*CHALLENGE:*
Reproduce every entry exactly, without alteration.

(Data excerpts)
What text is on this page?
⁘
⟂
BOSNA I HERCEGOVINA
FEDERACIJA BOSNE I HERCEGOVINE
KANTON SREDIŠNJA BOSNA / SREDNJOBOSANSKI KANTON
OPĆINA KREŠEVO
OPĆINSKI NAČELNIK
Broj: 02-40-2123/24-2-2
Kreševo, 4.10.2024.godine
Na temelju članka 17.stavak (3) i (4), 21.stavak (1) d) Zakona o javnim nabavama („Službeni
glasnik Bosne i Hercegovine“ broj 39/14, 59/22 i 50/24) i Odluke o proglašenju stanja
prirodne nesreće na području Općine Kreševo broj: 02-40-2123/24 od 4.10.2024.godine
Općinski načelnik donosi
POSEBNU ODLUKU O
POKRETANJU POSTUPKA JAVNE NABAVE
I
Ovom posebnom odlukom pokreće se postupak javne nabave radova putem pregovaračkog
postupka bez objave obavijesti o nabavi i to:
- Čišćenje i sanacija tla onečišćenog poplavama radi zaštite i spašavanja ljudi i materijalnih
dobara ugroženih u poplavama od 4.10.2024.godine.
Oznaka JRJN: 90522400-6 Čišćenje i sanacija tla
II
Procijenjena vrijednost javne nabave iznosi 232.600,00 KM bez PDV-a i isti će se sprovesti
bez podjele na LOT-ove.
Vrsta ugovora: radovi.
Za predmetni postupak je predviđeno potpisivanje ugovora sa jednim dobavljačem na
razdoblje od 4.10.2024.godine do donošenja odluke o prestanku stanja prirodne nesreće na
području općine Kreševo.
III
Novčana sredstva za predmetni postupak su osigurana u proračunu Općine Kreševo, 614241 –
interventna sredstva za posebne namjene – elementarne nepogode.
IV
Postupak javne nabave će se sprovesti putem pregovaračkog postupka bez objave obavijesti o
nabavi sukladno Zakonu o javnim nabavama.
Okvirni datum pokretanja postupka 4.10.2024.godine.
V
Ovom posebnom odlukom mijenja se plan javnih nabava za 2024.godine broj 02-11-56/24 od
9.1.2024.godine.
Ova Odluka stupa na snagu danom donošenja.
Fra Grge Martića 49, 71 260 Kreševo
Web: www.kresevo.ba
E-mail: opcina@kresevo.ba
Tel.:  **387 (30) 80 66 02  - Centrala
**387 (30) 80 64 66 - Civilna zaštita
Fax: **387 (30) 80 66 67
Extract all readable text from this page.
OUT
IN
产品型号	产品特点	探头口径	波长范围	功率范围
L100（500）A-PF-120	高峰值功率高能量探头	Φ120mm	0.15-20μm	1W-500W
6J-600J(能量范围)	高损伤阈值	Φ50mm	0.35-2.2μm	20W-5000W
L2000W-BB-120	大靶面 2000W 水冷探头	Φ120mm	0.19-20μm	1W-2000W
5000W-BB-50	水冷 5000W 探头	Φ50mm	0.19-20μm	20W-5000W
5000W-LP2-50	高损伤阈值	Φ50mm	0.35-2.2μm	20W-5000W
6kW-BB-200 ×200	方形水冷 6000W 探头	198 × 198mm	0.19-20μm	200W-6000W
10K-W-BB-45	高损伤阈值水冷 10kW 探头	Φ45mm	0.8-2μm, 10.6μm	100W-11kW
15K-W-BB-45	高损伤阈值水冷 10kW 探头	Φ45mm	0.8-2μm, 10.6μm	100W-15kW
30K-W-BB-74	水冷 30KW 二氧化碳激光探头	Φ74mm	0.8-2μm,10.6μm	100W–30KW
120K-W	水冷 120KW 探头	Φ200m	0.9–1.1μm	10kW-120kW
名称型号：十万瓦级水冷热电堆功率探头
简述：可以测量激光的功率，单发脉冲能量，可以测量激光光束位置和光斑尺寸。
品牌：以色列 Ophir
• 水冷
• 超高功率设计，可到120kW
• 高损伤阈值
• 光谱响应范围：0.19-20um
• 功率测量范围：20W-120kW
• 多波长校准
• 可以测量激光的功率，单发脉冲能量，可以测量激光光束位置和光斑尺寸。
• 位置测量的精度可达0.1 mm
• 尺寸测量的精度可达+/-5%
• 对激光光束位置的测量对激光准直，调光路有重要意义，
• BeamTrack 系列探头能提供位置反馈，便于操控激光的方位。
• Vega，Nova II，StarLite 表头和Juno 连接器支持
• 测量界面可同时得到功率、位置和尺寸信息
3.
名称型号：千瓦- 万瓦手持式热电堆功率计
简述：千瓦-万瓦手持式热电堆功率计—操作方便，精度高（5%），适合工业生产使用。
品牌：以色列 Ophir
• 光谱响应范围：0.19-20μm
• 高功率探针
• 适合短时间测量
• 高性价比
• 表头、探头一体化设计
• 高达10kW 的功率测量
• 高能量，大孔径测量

*WRITTEN RESPONSE:*
What text is on this page?
⁘
⟂
BOSNA I HERCEGOVINA
FEDERACIJA BOSNE I HERCEGOVINE
KANTON SREDIŠNJA BOSNA / SREDNJOBOSANSKI KANTON
OPĆINA KREŠEVO
OPĆINSKI NAČELNIK
Broj: 02-40-2123/24-2-2
Kreševo, 4.10.2024.godine
Na temelju članka 17.stavak (3) i (4), 21.stavak (1) d) Zakona o javnim nabavama („Službeni
glasnik Bosne i Hercegovine“ broj 39/14, 59/22 i 50/24) i Odluke o proglašenju stanja
prirodne nesreće na području Općine Kreševo broj: 02-40-2123/24 od 4.10.2024.godine
Općinski načelnik donosi
POSEBNU ODLUKU O
POKRETANJU POSTUPKA JAVNE NABAVE
I
Ovom posebnom odlukom pokreće se postupak javne nabave radova putem pregovaračkog
postupka bez objave obavijesti o nabavi i to:
- Čišćenje i sanacija tla onečišćenog poplavama radi zaštite i spašavanja ljudi i materijalnih
dobara ugroženih u poplavama od 4.10.2024.godine.
Oznaka JRJN: 90522400-6 Čišćenje i sanacija tla
II
Procijenjena vrijednost javne nabave iznosi 232.600,00 KM bez PDV-a i isti će se sprovesti
bez podjele na LOT-ove.
Vrsta ugovora: radovi.
Za predmetni postupak je predviđeno potpisivanje ugovora sa jednim dobavljačem na
razdoblje od 4.10.2024.godine do donošenja odluke o prestanku stanja prirodne nesreće na
području općine Kreševo.
III
Novčana sredstva za predmetni postupak su osigurana u proračunu Općine Kreševo, 614241 –
interventna sredstva za posebne namjene – elementarne nepogode.
IV
Postupak javne nabave će se sprovesti putem pregovaračkog postupka bez objave obavijesti o
nabavi sukladno Zakonu o javnim nabavama.
Okvirni datum pokretanja postupka 4.10.2024.godine.
V
Ovom posebnom odlukom mijenja se plan javnih nabava za 2024.godine broj 02-11-56/24 od
9.1.2024.godine.
Ova Odluka stupa na snagu danom donošenja.
Fra Grge Martića 49, 71 260 Kreševo
Web: www.kresevo.ba
E-mail: opcina@kresevo.ba
Tel.:  **387 (30) 80 66 02  - Centrala
**387 (30) 80 64 66 - Civilna zaštita
Fax: **387 (30) 80 66 67
Extract all readable text from this page.
OUT
IN
产品型号	产品特点	探头口径	波长范围	功率范围
L100（500）A-PF-120	高峰值功率高能量探头	Φ120mm	0.15-20μm	1W-500W
6J-600J(能量范围)	高损伤阈值	Φ50mm	0.35-2.2μm	20W-5000W
L2000W-BB-120	大靶面 2000W 水冷探头	Φ120mm	0.19-20μm	1W-2000W
5000W-BB-50	水冷 5000W 探头	Φ50mm	0.19-20μm	20W-5000W
5000W-LP2-50	高损伤阈值	Φ50mm	0.35-2.2μm	20W-5000W
6kW-BB-200 ×200	方形水冷 6000W 探头	198 × 198mm	0.19-20μm	200W-6000W
10K-W-BB-45	高损伤阈值水冷 10kW 探头	Φ45mm	0.8-2μm, 10.6μm	100W-11kW
15K-W-BB-45	高损伤阈值水冷 10kW 探头	Φ45mm	0.8-2μm, 10.6μm	100W-15kW
30K-W-BB-74	水冷 30KW 二氧化碳激光探头	Φ74mm	0.8-2μm,10.6μm	100W–30KW
120K-W	水冷 120KW 探头	Φ200m	0.9–1.1μm	10kW-120kW
名称型号：十万瓦级水冷热电堆功率探头
简述：可以测量激光的功率，单发脉冲能量，可以测量激光光束位置和光斑尺寸。
品牌：以色列 Ophir
• 水冷
• 超高功率设计，可到120kW
• 高损伤阈值
• 光谱响应范围：0.19-20um
• 功率测量范围：20W-120kW
• 多波长校准
• 可以测量激光的功率，单发脉冲能量，可以测量激光光束位置和光斑尺寸。
• 位置测量的精度可达0.1 mm
• 尺寸测量的精度可达+/-5%
• 对激光光束位置的测量对激光准直，调光路有重要意义，
• BeamTrack 系列探头能提供位置反馈，便于操控激光的方位。
• Vega，Nova II，StarLite 表头和Juno 连接器支持
• 测量界面可同时得到功率、位置和尺寸信息
3.
名称型号：千瓦- 万瓦手持式热电堆功率计
简述：千瓦-万瓦手持式热电堆功率计—操作方便，精度高（5%），适合工业生产使用。
品牌：以色列 Ophir
• 光谱响应范围：0.19-20μm
• 高功率探针
• 适合短时间测量
• 高性价比
• 表头、探头一体化设计
• 高达10kW 的功率测量
• 高能量，大孔径测量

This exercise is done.